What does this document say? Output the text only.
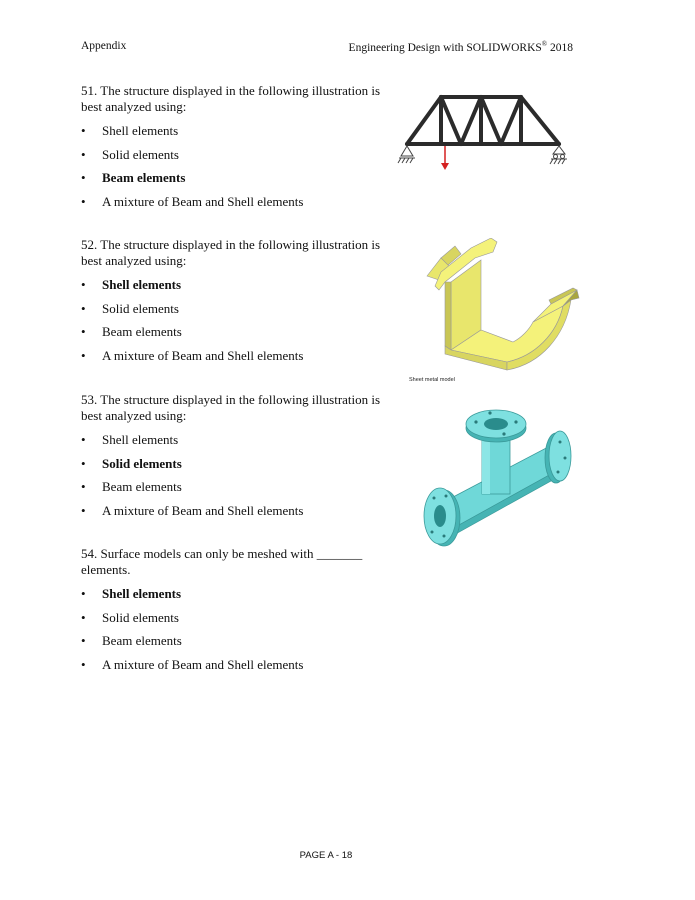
Appendix	Engineering Design with SOLIDWORKS® 2018

51. The structure displayed in the following illustration is best analyzed using:

• Shell elements
• Solid elements
• Beam elements
• A mixture of Beam and Shell elements

52. The structure displayed in the following illustration is best analyzed using:

• Shell elements
• Solid elements
• Beam elements
• A mixture of Beam and Shell elements

53. The structure displayed in the following illustration is best analyzed using:

• Shell elements
• Solid elements
• Beam elements
• A mixture of Beam and Shell elements

54. Surface models can only be meshed with _______ elements.

• Shell elements
• Solid elements
• Beam elements
• A mixture of Beam and Shell elements
Sheet metal model
PAGE A - 18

============================================================

Directions for this task>
Return the whole listing, word for word, and leave out every picture.

Solution to this exercise>
What does this document say? Output the text only.
Appendix	Engineering Design with SOLIDWORKS® 2018

51. The structure displayed in the following illustration is best analyzed using:

• Shell elements
• Solid elements
• Beam elements
• A mixture of Beam and Shell elements

52. The structure displayed in the following illustration is best analyzed using:

• Shell elements
• Solid elements
• Beam elements
• A mixture of Beam and Shell elements

53. The structure displayed in the following illustration is best analyzed using:

• Shell elements
• Solid elements
• Beam elements
• A mixture of Beam and Shell elements

54. Surface models can only be meshed with _______ elements.

• Shell elements
• Solid elements
• Beam elements
• A mixture of Beam and Shell elements
Sheet metal model
PAGE A - 18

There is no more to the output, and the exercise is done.